Dataset records:
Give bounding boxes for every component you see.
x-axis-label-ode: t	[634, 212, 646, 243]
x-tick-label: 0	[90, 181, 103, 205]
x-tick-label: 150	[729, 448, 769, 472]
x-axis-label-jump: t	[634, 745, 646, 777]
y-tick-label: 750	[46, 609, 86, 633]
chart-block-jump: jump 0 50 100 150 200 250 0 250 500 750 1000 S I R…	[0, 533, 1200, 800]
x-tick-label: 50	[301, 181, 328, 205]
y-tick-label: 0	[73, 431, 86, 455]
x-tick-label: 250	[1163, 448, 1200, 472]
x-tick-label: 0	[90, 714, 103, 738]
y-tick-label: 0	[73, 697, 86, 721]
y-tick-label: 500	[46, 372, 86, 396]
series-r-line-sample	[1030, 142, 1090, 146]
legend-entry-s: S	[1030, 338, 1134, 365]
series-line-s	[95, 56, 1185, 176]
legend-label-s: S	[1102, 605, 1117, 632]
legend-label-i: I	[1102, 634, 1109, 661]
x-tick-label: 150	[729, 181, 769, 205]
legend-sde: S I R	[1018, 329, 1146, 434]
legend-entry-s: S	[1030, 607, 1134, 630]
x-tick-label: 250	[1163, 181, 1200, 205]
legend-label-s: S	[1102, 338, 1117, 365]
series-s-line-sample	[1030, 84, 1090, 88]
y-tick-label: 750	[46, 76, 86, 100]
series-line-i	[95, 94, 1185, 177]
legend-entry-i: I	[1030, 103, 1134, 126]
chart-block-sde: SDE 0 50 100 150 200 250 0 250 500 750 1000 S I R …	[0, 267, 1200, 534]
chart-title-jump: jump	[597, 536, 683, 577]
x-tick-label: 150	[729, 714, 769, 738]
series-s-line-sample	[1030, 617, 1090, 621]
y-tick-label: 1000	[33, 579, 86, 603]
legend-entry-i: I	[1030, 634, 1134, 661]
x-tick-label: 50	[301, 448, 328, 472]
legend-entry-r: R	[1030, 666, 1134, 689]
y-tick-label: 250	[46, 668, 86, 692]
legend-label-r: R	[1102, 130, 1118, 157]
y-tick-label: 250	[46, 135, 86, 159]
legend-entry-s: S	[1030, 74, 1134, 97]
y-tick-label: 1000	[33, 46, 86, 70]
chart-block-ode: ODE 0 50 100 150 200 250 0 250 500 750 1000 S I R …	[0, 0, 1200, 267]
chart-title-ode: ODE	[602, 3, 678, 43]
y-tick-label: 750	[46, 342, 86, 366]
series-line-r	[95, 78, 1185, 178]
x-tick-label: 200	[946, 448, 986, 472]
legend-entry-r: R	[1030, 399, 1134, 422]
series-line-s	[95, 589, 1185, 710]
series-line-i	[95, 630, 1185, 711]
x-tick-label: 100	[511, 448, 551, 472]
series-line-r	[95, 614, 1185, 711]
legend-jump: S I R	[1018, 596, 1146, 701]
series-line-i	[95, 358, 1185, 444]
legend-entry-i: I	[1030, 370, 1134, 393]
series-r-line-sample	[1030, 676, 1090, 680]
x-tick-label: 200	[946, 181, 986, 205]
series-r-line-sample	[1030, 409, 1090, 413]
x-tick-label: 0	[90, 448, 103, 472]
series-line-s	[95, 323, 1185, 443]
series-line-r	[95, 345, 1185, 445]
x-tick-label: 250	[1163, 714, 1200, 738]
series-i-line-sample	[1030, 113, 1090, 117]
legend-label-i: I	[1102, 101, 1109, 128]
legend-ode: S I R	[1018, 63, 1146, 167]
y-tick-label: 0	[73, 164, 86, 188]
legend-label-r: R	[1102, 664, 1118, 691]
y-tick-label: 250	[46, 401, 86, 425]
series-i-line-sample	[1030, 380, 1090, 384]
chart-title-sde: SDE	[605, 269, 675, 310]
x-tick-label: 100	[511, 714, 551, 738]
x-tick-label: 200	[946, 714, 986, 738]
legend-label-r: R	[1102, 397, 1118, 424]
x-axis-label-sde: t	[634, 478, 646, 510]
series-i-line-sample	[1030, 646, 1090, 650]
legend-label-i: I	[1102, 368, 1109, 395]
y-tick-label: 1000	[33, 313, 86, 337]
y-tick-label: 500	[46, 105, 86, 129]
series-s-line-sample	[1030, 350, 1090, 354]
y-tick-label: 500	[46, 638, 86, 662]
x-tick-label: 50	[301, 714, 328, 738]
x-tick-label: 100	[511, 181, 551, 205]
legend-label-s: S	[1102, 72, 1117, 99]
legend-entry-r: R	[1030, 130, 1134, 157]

Your goal:
Reproduce the rows above, starting at the first row and ending at the row that contains "617, 1090, 621]", with both of those rows included.

Exercise output:
Give bounding boxes for every component you see.
x-axis-label-ode: t	[634, 212, 646, 243]
x-tick-label: 0	[90, 181, 103, 205]
x-tick-label: 150	[729, 448, 769, 472]
x-axis-label-jump: t	[634, 745, 646, 777]
y-tick-label: 750	[46, 609, 86, 633]
chart-block-jump: jump 0 50 100 150 200 250 0 250 500 750 1000 S I R…	[0, 533, 1200, 800]
x-tick-label: 50	[301, 181, 328, 205]
y-tick-label: 0	[73, 431, 86, 455]
x-tick-label: 250	[1163, 448, 1200, 472]
x-tick-label: 0	[90, 714, 103, 738]
y-tick-label: 0	[73, 697, 86, 721]
y-tick-label: 500	[46, 372, 86, 396]
series-r-line-sample	[1030, 142, 1090, 146]
legend-entry-s: S	[1030, 338, 1134, 365]
series-line-s	[95, 56, 1185, 176]
legend-label-s: S	[1102, 605, 1117, 632]
legend-label-i: I	[1102, 634, 1109, 661]
x-tick-label: 150	[729, 181, 769, 205]
legend-sde: S I R	[1018, 329, 1146, 434]
legend-entry-s: S	[1030, 607, 1134, 630]
x-tick-label: 250	[1163, 181, 1200, 205]
legend-label-s: S	[1102, 338, 1117, 365]
series-s-line-sample	[1030, 84, 1090, 88]
y-tick-label: 750	[46, 76, 86, 100]
series-line-i	[95, 94, 1185, 177]
legend-entry-i: I	[1030, 103, 1134, 126]
chart-block-sde: SDE 0 50 100 150 200 250 0 250 500 750 1000 S I R …	[0, 267, 1200, 534]
chart-title-jump: jump	[597, 536, 683, 577]
x-tick-label: 150	[729, 714, 769, 738]
series-s-line-sample	[1030, 617, 1090, 621]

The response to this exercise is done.